Material provided >>
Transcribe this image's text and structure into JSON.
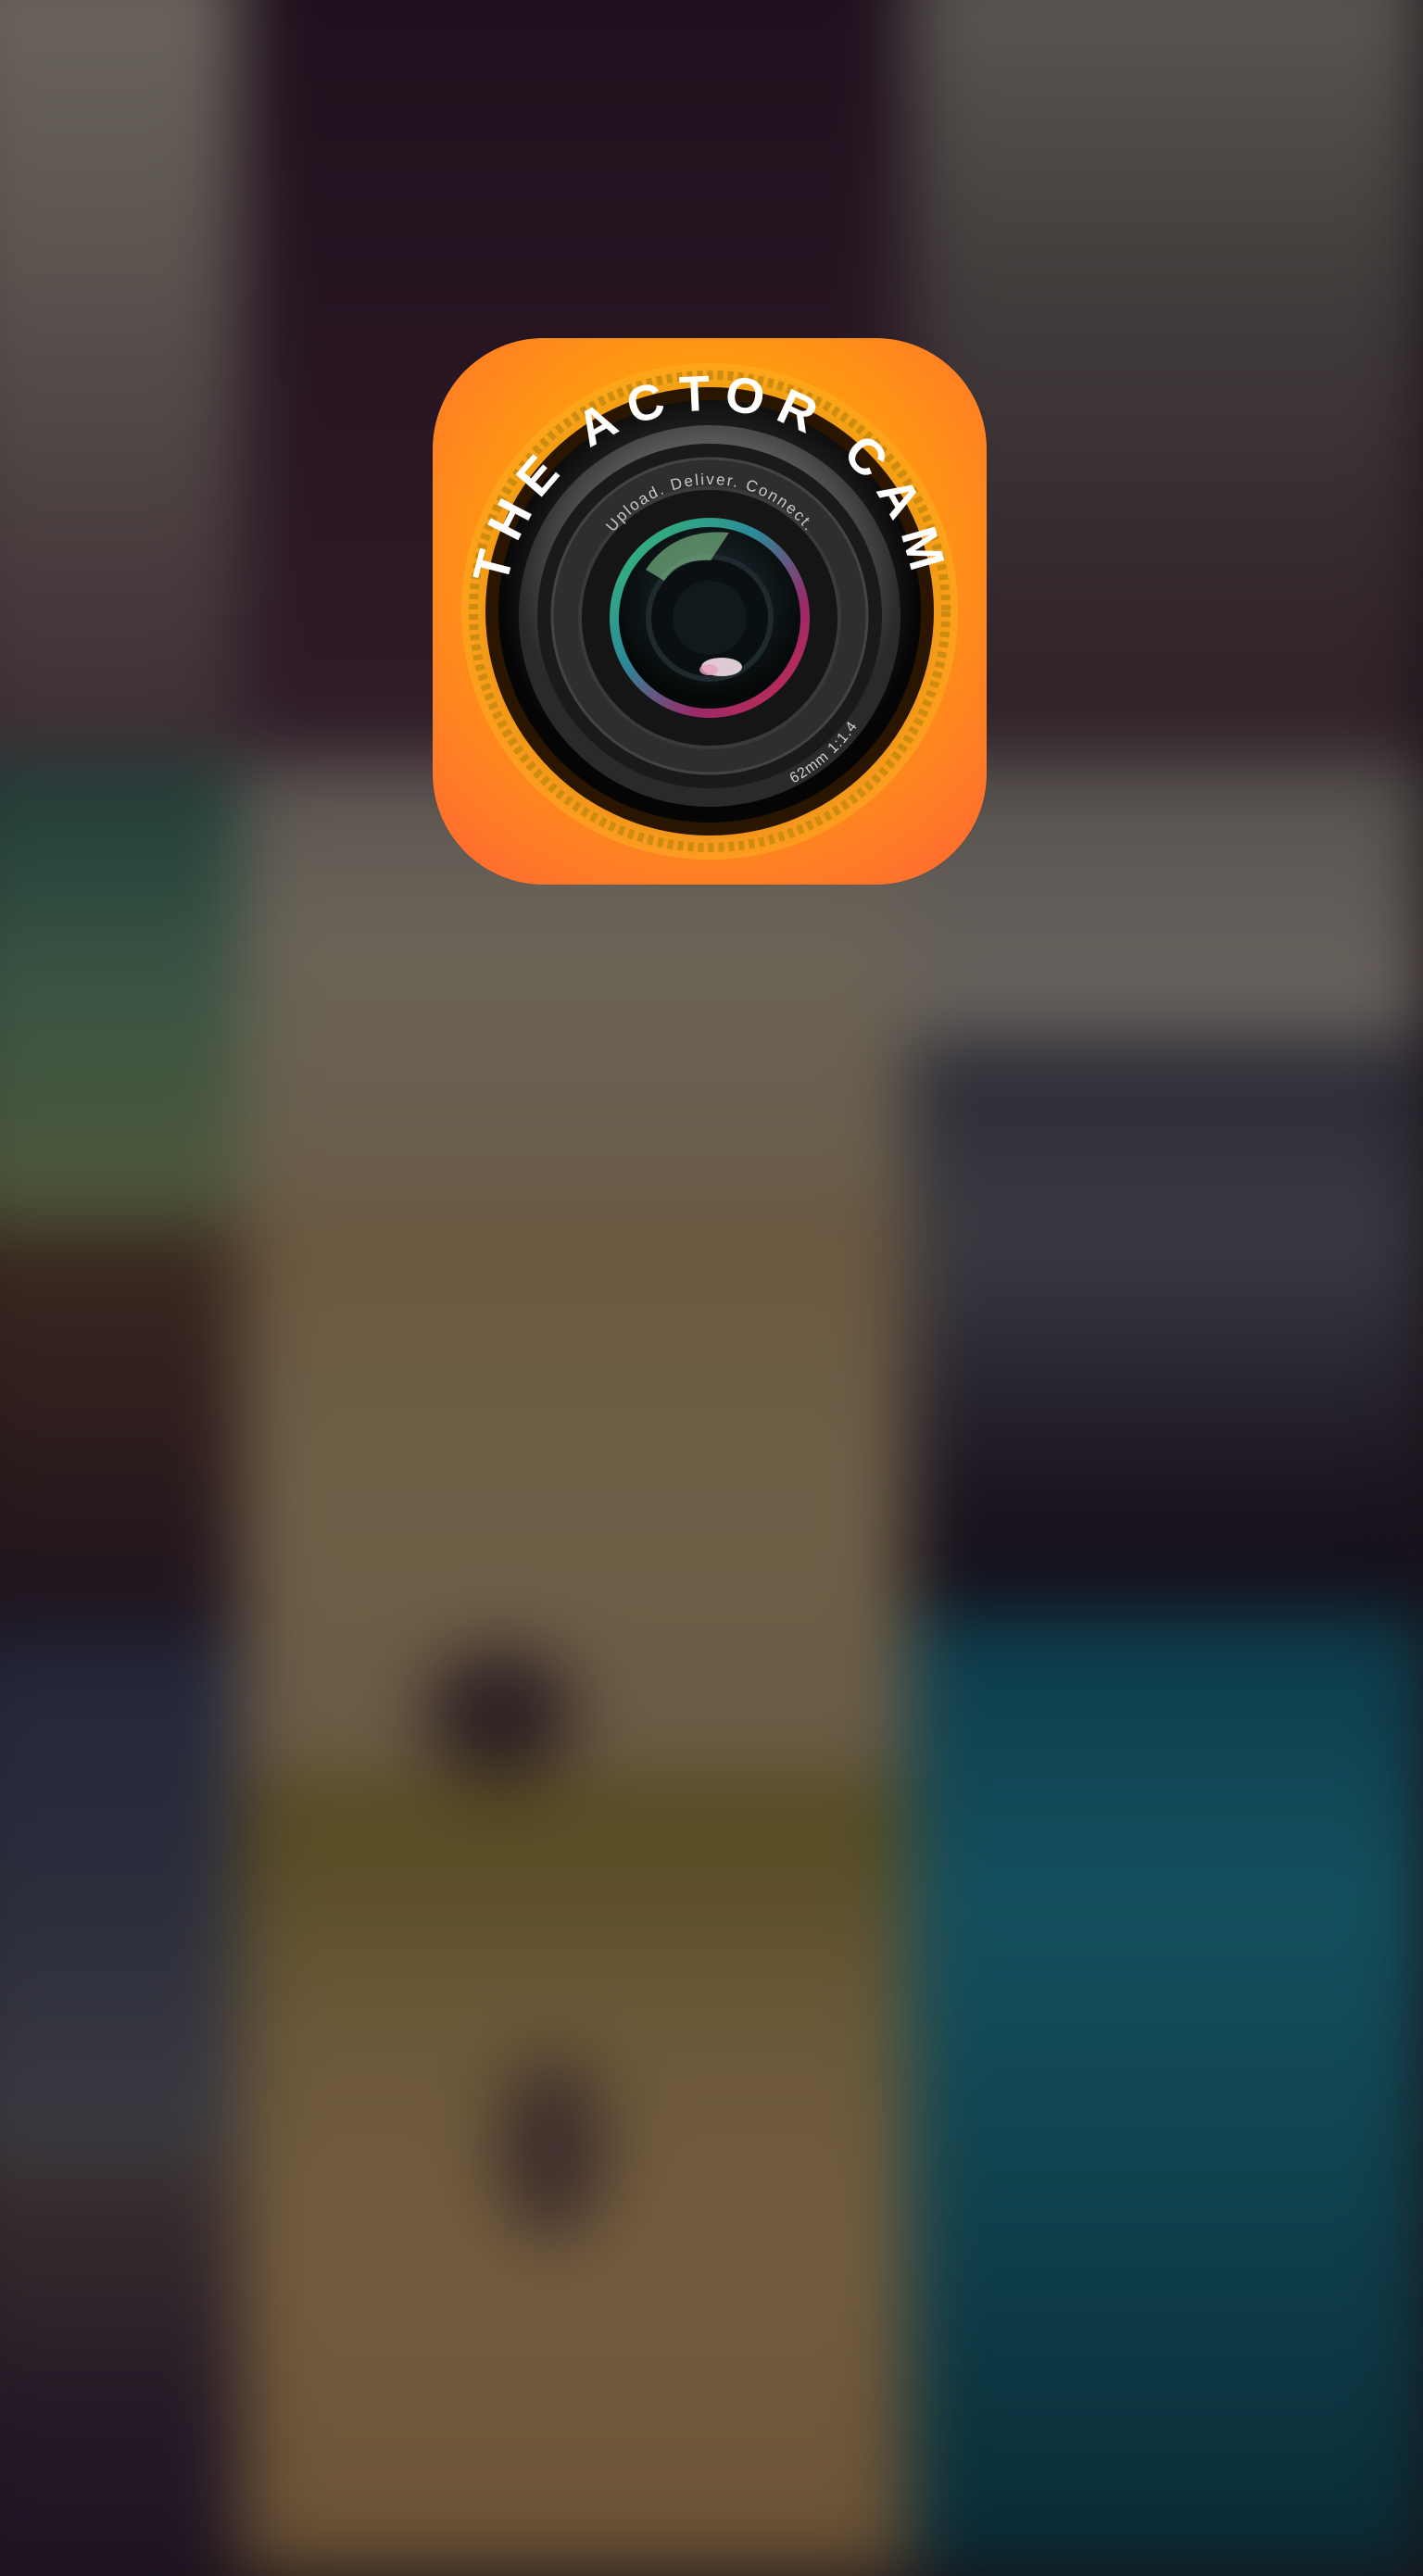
{
  "app": {
    "name": "THE ACTOR CAM",
    "tagline": "Upload. Deliver. Connect.",
    "lens_spec": "62mm 1:1.4",
    "icon_name": "camera-lens-icon",
    "colors": {
      "icon_orange": "#ff9a10",
      "icon_orange_dark": "#ff6436",
      "lens_black": "#111111"
    }
  }
}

Prompt >> Copy the whole of the material above exactly, but not its images.

Completed task >>
Transcribe this image's text and structure into JSON.
{
  "app": {
    "name": "THE ACTOR CAM",
    "tagline": "Upload. Deliver. Connect.",
    "lens_spec": "62mm 1:1.4",
    "icon_name": "camera-lens-icon",
    "colors": {
      "icon_orange": "#ff9a10",
      "icon_orange_dark": "#ff6436",
      "lens_black": "#111111"
    }
  }
}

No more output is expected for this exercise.